> [TASK] Reproduce verbatim only the lines from the one containing "Type out the text in this image." through the last line below, both included.

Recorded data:
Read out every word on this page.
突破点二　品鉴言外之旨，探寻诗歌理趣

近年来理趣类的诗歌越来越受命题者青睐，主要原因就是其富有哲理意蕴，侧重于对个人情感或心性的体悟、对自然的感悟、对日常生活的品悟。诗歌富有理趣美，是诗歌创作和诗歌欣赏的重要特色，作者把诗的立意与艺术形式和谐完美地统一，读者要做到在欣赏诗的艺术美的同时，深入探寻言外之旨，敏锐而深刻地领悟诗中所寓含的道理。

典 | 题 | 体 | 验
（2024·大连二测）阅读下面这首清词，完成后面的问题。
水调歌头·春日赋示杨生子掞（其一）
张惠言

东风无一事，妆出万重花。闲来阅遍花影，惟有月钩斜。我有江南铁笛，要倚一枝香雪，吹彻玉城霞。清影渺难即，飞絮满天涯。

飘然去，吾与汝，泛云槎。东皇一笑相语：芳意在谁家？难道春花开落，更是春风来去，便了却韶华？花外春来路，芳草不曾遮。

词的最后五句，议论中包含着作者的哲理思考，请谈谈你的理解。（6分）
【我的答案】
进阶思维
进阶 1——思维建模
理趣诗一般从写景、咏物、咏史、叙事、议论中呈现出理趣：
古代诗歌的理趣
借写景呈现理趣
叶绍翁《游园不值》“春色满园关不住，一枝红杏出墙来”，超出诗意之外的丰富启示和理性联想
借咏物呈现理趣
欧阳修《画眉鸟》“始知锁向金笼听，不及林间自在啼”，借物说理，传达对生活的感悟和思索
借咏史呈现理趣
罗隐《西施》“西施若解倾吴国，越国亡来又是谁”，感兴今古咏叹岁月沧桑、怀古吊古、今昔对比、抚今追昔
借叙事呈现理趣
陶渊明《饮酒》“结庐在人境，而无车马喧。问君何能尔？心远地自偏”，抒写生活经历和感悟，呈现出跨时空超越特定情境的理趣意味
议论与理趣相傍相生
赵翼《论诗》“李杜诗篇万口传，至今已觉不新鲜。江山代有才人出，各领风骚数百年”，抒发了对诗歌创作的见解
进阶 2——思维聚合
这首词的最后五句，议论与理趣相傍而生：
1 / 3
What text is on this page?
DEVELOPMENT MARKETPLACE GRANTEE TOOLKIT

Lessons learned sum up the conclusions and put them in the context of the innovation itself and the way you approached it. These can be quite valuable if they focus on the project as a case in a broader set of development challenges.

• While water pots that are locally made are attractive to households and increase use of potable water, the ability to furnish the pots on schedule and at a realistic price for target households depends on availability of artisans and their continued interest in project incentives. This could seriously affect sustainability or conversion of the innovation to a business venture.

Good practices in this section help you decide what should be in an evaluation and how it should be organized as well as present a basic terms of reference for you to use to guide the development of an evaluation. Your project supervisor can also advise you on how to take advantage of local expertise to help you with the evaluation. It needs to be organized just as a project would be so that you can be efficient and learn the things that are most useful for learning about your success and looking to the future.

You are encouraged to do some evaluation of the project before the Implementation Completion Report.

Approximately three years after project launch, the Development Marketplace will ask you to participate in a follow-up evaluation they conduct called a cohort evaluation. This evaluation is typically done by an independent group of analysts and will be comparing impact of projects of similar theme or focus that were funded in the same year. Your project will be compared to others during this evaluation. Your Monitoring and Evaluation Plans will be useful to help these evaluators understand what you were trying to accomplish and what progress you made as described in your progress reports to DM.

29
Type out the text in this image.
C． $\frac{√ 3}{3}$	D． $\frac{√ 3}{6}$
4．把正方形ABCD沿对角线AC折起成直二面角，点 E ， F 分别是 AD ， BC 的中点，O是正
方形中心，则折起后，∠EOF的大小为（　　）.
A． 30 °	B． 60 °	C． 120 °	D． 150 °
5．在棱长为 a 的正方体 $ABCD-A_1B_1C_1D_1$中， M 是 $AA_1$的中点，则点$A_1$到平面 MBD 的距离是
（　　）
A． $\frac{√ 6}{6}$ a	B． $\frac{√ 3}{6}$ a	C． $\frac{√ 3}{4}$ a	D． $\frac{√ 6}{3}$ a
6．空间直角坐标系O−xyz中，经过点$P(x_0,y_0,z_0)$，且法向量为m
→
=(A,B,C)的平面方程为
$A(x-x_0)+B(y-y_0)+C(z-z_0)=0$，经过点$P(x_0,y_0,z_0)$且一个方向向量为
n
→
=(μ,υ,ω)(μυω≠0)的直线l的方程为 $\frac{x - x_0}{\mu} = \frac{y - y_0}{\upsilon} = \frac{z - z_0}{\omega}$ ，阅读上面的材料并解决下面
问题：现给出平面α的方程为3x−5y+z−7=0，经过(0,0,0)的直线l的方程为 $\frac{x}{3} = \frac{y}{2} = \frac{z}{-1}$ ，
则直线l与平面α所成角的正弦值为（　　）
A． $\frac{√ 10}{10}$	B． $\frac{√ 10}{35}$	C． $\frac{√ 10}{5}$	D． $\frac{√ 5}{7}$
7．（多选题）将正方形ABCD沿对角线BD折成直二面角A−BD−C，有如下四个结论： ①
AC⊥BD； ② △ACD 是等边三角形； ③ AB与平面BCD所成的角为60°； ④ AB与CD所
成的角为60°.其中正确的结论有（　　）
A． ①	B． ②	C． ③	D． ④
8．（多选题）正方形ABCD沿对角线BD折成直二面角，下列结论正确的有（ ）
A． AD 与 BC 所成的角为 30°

> [TASK RESULT]
Type out the text in this image.
C． $\frac{√ 3}{3}$	D． $\frac{√ 3}{6}$
4．把正方形ABCD沿对角线AC折起成直二面角，点 E ， F 分别是 AD ， BC 的中点，O是正
方形中心，则折起后，∠EOF的大小为（　　）.
A． 30 °	B． 60 °	C． 120 °	D． 150 °
5．在棱长为 a 的正方体 $ABCD-A_1B_1C_1D_1$中， M 是 $AA_1$的中点，则点$A_1$到平面 MBD 的距离是
（　　）
A． $\frac{√ 6}{6}$ a	B． $\frac{√ 3}{6}$ a	C． $\frac{√ 3}{4}$ a	D． $\frac{√ 6}{3}$ a
6．空间直角坐标系O−xyz中，经过点$P(x_0,y_0,z_0)$，且法向量为m
→
=(A,B,C)的平面方程为
$A(x-x_0)+B(y-y_0)+C(z-z_0)=0$，经过点$P(x_0,y_0,z_0)$且一个方向向量为
n
→
=(μ,υ,ω)(μυω≠0)的直线l的方程为 $\frac{x - x_0}{\mu} = \frac{y - y_0}{\upsilon} = \frac{z - z_0}{\omega}$ ，阅读上面的材料并解决下面
问题：现给出平面α的方程为3x−5y+z−7=0，经过(0,0,0)的直线l的方程为 $\frac{x}{3} = \frac{y}{2} = \frac{z}{-1}$ ，
则直线l与平面α所成角的正弦值为（　　）
A． $\frac{√ 10}{10}$	B． $\frac{√ 10}{35}$	C． $\frac{√ 10}{5}$	D． $\frac{√ 5}{7}$
7．（多选题）将正方形ABCD沿对角线BD折成直二面角A−BD−C，有如下四个结论： ①
AC⊥BD； ② △ACD 是等边三角形； ③ AB与平面BCD所成的角为60°； ④ AB与CD所
成的角为60°.其中正确的结论有（　　）
A． ①	B． ②	C． ③	D． ④
8．（多选题）正方形ABCD沿对角线BD折成直二面角，下列结论正确的有（ ）
A． AD 与 BC 所成的角为 30°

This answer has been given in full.